Job:
Every record that follows must be duplicated exactly, with images left out.

Information supplied:

>> Begin

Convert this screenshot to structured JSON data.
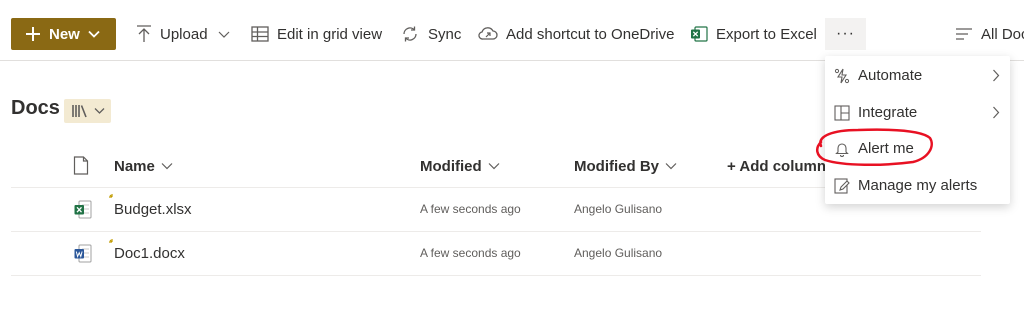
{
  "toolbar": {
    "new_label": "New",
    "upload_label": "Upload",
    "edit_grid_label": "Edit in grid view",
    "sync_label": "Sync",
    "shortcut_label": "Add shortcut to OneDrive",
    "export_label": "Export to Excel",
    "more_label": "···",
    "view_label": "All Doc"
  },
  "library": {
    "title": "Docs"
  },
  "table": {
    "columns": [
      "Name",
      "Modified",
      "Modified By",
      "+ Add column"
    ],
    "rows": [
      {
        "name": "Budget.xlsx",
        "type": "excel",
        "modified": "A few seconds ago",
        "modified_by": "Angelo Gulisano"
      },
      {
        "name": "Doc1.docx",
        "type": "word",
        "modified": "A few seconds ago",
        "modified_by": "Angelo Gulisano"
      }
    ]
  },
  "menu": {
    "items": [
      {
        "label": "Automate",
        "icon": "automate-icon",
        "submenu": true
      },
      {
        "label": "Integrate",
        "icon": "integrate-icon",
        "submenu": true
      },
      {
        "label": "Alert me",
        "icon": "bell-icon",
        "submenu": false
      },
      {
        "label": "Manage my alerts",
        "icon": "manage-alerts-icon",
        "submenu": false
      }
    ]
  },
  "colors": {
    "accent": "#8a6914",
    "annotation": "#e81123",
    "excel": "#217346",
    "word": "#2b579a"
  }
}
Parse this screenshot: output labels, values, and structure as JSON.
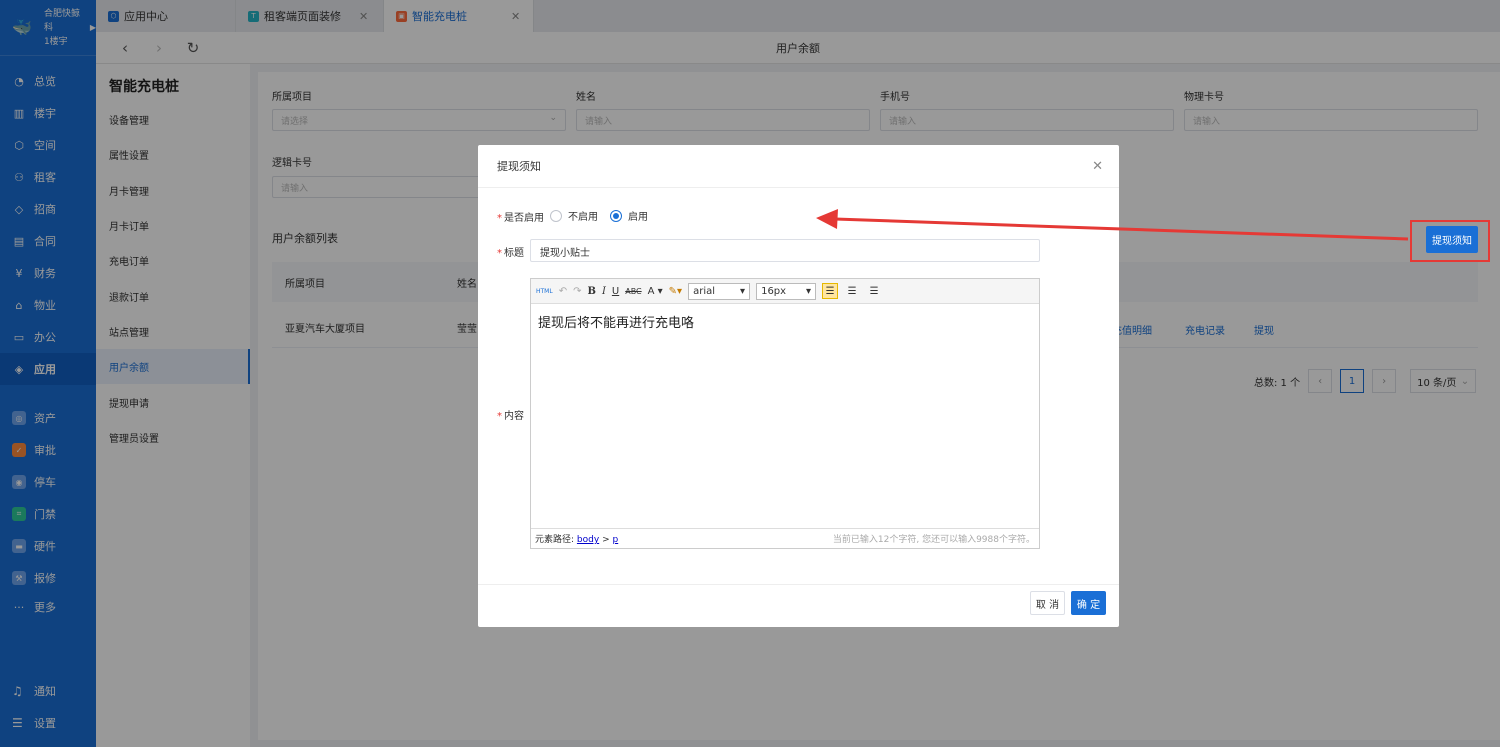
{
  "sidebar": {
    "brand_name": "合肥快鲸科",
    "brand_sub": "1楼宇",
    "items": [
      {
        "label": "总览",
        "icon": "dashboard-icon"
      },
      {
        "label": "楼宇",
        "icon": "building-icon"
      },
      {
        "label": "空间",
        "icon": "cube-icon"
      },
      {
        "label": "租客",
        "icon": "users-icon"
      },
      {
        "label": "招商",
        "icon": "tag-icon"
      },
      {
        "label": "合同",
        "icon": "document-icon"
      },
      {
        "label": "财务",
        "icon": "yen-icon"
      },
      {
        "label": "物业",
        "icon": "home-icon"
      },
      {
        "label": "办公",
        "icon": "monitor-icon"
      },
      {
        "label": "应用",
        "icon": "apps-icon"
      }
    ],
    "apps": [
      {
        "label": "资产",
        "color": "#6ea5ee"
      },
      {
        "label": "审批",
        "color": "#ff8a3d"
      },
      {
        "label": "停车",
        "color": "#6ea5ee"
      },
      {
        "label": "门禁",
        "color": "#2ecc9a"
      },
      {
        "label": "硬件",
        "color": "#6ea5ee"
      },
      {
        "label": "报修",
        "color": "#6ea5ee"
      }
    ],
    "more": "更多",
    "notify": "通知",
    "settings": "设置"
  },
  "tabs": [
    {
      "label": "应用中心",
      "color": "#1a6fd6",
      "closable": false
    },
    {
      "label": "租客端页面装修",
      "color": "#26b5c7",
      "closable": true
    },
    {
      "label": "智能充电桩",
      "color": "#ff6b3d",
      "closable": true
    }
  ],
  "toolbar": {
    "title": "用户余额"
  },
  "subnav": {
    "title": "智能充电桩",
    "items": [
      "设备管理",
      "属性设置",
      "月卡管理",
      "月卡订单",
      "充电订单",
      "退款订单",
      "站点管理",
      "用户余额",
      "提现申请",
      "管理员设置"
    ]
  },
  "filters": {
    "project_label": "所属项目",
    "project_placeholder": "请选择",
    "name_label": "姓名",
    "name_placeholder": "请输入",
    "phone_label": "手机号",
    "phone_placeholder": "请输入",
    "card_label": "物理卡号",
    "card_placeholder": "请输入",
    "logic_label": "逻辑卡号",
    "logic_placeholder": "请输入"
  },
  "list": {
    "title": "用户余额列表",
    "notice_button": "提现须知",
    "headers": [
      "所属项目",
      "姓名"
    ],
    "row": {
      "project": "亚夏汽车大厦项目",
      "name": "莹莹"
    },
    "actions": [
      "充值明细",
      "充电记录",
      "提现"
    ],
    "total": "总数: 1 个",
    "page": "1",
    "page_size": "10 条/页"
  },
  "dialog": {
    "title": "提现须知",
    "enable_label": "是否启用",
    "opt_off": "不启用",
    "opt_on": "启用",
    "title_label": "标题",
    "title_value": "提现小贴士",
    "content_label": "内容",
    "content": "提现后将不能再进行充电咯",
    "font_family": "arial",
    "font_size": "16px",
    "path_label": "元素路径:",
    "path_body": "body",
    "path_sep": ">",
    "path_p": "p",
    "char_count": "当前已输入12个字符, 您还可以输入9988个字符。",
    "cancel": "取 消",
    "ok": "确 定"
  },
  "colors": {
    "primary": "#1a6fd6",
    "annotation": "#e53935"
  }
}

>> End

Answer in full:
Convert this screenshot to structured JSON data.
{
  "toolbar": {
    "new_label": "New",
    "upload_label": "Upload",
    "edit_grid_label": "Edit in grid view",
    "sync_label": "Sync",
    "shortcut_label": "Add shortcut to OneDrive",
    "export_label": "Export to Excel",
    "more_label": "···",
    "view_label": "All Doc"
  },
  "library": {
    "title": "Docs"
  },
  "table": {
    "columns": [
      "Name",
      "Modified",
      "Modified By",
      "+ Add column"
    ],
    "rows": [
      {
        "name": "Budget.xlsx",
        "type": "excel",
        "modified": "A few seconds ago",
        "modified_by": "Angelo Gulisano"
      },
      {
        "name": "Doc1.docx",
        "type": "word",
        "modified": "A few seconds ago",
        "modified_by": "Angelo Gulisano"
      }
    ]
  },
  "menu": {
    "items": [
      {
        "label": "Automate",
        "icon": "automate-icon",
        "submenu": true
      },
      {
        "label": "Integrate",
        "icon": "integrate-icon",
        "submenu": true
      },
      {
        "label": "Alert me",
        "icon": "bell-icon",
        "submenu": false
      },
      {
        "label": "Manage my alerts",
        "icon": "manage-alerts-icon",
        "submenu": false
      }
    ]
  },
  "colors": {
    "accent": "#8a6914",
    "annotation": "#e81123",
    "excel": "#217346",
    "word": "#2b579a"
  }
}
Parse this screenshot: output labels, values, and structure as JSON.
{
  "sidebar": {
    "brand_name": "合肥快鲸科",
    "brand_sub": "1楼宇",
    "items": [
      {
        "label": "总览",
        "icon": "dashboard-icon"
      },
      {
        "label": "楼宇",
        "icon": "building-icon"
      },
      {
        "label": "空间",
        "icon": "cube-icon"
      },
      {
        "label": "租客",
        "icon": "users-icon"
      },
      {
        "label": "招商",
        "icon": "tag-icon"
      },
      {
        "label": "合同",
        "icon": "document-icon"
      },
      {
        "label": "财务",
        "icon": "yen-icon"
      },
      {
        "label": "物业",
        "icon": "home-icon"
      },
      {
        "label": "办公",
        "icon": "monitor-icon"
      },
      {
        "label": "应用",
        "icon": "apps-icon"
      }
    ],
    "apps": [
      {
        "label": "资产",
        "color": "#6ea5ee"
      },
      {
        "label": "审批",
        "color": "#ff8a3d"
      },
      {
        "label": "停车",
        "color": "#6ea5ee"
      },
      {
        "label": "门禁",
        "color": "#2ecc9a"
      },
      {
        "label": "硬件",
        "color": "#6ea5ee"
      },
      {
        "label": "报修",
        "color": "#6ea5ee"
      }
    ],
    "more": "更多",
    "notify": "通知",
    "settings": "设置"
  },
  "tabs": [
    {
      "label": "应用中心",
      "color": "#1a6fd6",
      "closable": false
    },
    {
      "label": "租客端页面装修",
      "color": "#26b5c7",
      "closable": true
    },
    {
      "label": "智能充电桩",
      "color": "#ff6b3d",
      "closable": true
    }
  ],
  "toolbar": {
    "title": "用户余额"
  },
  "subnav": {
    "title": "智能充电桩",
    "items": [
      "设备管理",
      "属性设置",
      "月卡管理",
      "月卡订单",
      "充电订单",
      "退款订单",
      "站点管理",
      "用户余额",
      "提现申请",
      "管理员设置"
    ]
  },
  "filters": {
    "project_label": "所属项目",
    "project_placeholder": "请选择",
    "name_label": "姓名",
    "name_placeholder": "请输入",
    "phone_label": "手机号",
    "phone_placeholder": "请输入",
    "card_label": "物理卡号",
    "card_placeholder": "请输入",
    "logic_label": "逻辑卡号",
    "logic_placeholder": "请输入"
  },
  "list": {
    "title": "用户余额列表",
    "notice_button": "提现须知",
    "headers": [
      "所属项目",
      "姓名"
    ],
    "row": {
      "project": "亚夏汽车大厦项目",
      "name": "莹莹"
    },
    "actions": [
      "充值明细",
      "充电记录",
      "提现"
    ],
    "total": "总数: 1 个",
    "page": "1",
    "page_size": "10 条/页"
  },
  "dialog": {
    "title": "提现须知",
    "enable_label": "是否启用",
    "opt_off": "不启用",
    "opt_on": "启用",
    "title_label": "标题",
    "title_value": "提现小贴士",
    "content_label": "内容",
    "content": "提现后将不能再进行充电咯",
    "font_family": "arial",
    "font_size": "16px",
    "path_label": "元素路径:",
    "path_body": "body",
    "path_sep": ">",
    "path_p": "p",
    "char_count": "当前已输入12个字符, 您还可以输入9988个字符。",
    "cancel": "取 消",
    "ok": "确 定"
  },
  "colors": {
    "primary": "#1a6fd6",
    "annotation": "#e53935"
  }
}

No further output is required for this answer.